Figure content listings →
#####

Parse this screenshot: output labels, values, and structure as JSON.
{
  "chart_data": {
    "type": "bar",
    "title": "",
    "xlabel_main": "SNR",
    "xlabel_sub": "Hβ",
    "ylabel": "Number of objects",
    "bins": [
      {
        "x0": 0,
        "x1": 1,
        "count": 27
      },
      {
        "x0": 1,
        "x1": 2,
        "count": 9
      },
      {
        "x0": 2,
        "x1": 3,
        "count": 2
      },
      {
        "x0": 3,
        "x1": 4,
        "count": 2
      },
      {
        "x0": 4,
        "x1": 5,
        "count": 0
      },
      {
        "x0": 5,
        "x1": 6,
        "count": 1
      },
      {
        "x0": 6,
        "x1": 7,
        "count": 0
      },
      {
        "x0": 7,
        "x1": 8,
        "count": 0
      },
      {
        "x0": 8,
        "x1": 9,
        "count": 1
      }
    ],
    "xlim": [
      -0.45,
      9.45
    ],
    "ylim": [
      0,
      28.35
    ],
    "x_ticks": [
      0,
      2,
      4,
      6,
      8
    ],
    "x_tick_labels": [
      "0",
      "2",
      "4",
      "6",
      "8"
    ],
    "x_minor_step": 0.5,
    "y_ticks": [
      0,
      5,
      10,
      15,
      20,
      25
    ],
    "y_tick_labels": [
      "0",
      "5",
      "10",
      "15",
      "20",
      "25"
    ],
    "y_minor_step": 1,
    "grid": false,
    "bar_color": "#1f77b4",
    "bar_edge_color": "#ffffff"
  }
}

#####

Exercise objective →
Write out all the entries exactly.

Written response →
Parse this screenshot: output labels, values, and structure as JSON.
{
  "chart_data": {
    "type": "bar",
    "title": "",
    "xlabel_main": "SNR",
    "xlabel_sub": "Hβ",
    "ylabel": "Number of objects",
    "bins": [
      {
        "x0": 0,
        "x1": 1,
        "count": 27
      },
      {
        "x0": 1,
        "x1": 2,
        "count": 9
      },
      {
        "x0": 2,
        "x1": 3,
        "count": 2
      },
      {
        "x0": 3,
        "x1": 4,
        "count": 2
      },
      {
        "x0": 4,
        "x1": 5,
        "count": 0
      },
      {
        "x0": 5,
        "x1": 6,
        "count": 1
      },
      {
        "x0": 6,
        "x1": 7,
        "count": 0
      },
      {
        "x0": 7,
        "x1": 8,
        "count": 0
      },
      {
        "x0": 8,
        "x1": 9,
        "count": 1
      }
    ],
    "xlim": [
      -0.45,
      9.45
    ],
    "ylim": [
      0,
      28.35
    ],
    "x_ticks": [
      0,
      2,
      4,
      6,
      8
    ],
    "x_tick_labels": [
      "0",
      "2",
      "4",
      "6",
      "8"
    ],
    "x_minor_step": 0.5,
    "y_ticks": [
      0,
      5,
      10,
      15,
      20,
      25
    ],
    "y_tick_labels": [
      "0",
      "5",
      "10",
      "15",
      "20",
      "25"
    ],
    "y_minor_step": 1,
    "grid": false,
    "bar_color": "#1f77b4",
    "bar_edge_color": "#ffffff"
  }
}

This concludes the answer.